**EXERCISE INPUTS**:
════

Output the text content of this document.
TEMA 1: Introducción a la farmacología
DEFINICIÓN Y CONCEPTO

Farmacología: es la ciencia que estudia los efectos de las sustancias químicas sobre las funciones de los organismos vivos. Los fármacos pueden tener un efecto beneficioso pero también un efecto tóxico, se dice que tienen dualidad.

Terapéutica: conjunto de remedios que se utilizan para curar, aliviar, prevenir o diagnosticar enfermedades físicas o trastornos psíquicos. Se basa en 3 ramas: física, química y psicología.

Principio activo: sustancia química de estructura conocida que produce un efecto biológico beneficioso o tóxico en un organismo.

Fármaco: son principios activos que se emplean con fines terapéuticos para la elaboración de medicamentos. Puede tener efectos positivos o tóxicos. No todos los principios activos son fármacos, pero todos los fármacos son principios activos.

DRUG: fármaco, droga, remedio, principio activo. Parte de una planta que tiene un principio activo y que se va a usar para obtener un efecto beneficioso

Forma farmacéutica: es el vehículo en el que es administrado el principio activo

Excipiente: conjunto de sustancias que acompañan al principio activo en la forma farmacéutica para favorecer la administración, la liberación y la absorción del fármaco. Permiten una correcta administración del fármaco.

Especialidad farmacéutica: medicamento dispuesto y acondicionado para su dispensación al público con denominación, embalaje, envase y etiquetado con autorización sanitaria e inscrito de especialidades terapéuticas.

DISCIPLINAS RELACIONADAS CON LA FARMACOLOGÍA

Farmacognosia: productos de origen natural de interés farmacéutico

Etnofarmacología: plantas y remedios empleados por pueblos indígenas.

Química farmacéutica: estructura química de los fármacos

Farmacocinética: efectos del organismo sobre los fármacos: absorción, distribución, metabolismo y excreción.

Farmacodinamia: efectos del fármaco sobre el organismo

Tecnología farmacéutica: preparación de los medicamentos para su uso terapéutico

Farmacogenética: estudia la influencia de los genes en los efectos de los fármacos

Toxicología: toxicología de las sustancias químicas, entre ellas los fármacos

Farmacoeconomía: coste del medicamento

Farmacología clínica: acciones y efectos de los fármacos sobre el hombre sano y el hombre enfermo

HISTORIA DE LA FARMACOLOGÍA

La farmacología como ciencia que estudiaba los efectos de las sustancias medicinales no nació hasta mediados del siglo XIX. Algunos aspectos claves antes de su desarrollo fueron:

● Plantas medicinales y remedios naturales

════

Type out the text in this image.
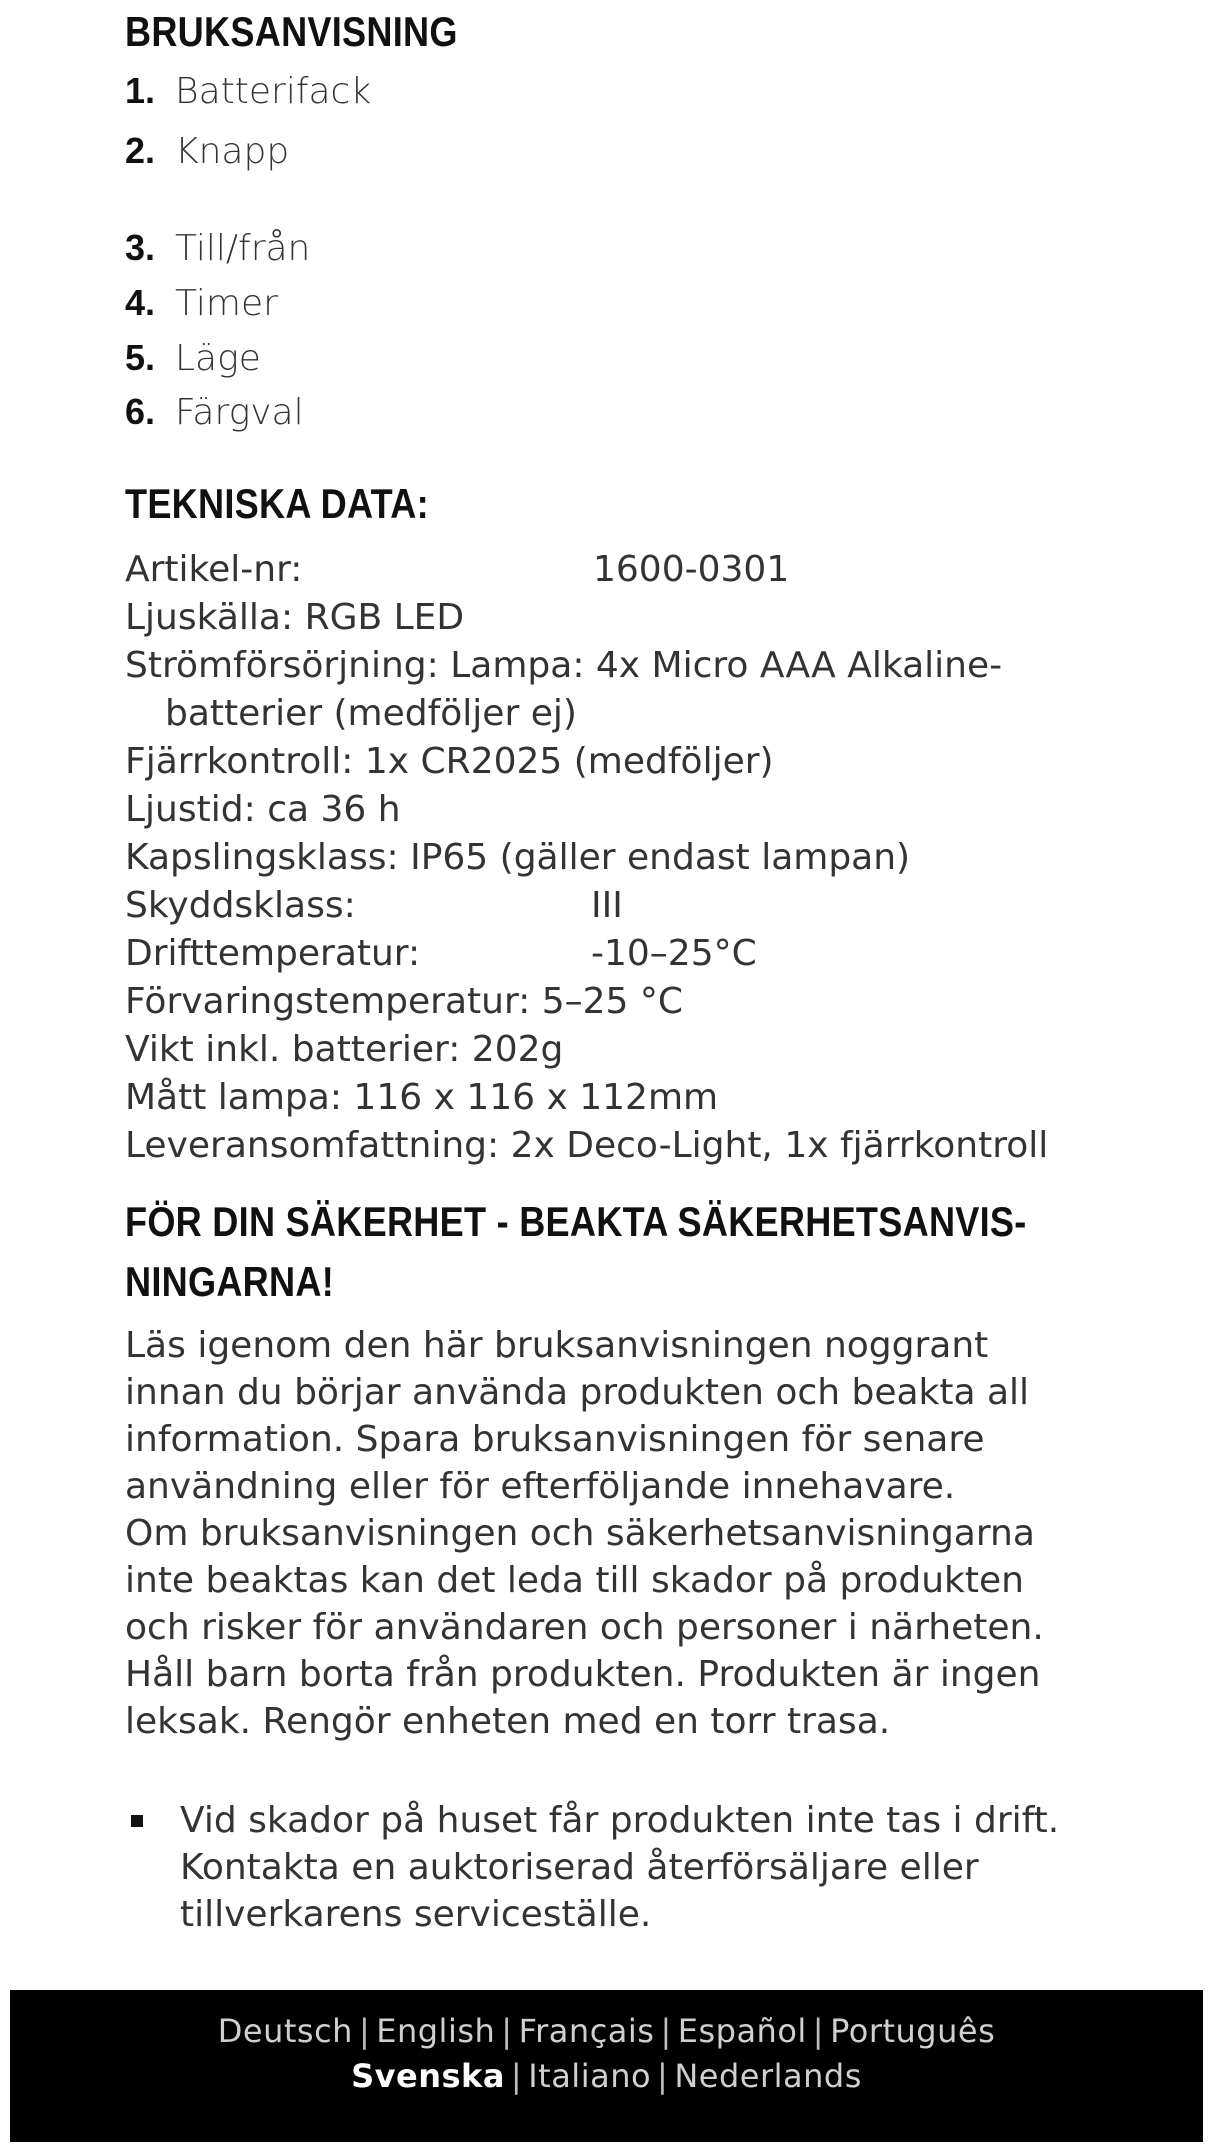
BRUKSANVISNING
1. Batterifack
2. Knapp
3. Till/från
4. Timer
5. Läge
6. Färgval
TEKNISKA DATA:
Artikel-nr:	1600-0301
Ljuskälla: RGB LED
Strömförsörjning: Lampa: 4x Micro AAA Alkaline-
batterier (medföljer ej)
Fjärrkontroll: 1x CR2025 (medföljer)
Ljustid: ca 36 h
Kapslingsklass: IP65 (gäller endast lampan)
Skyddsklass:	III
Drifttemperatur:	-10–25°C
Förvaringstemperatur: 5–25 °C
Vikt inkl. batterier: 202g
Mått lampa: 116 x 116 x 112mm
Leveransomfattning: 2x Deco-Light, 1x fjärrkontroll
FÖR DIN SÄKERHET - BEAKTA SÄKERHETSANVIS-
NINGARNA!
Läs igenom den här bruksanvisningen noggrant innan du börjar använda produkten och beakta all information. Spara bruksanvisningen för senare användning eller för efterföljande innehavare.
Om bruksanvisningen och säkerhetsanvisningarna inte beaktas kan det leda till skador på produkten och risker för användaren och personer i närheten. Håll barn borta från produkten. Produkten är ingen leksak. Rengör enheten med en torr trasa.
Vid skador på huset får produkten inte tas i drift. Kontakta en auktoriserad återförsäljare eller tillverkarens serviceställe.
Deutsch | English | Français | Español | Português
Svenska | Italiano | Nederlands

════

**HOW TO COMPLETE THIS TASK**: Check the records above line by line and tally those holding the string "fármacos". Answer with the number only.

**YOUR SOLUTION**: 7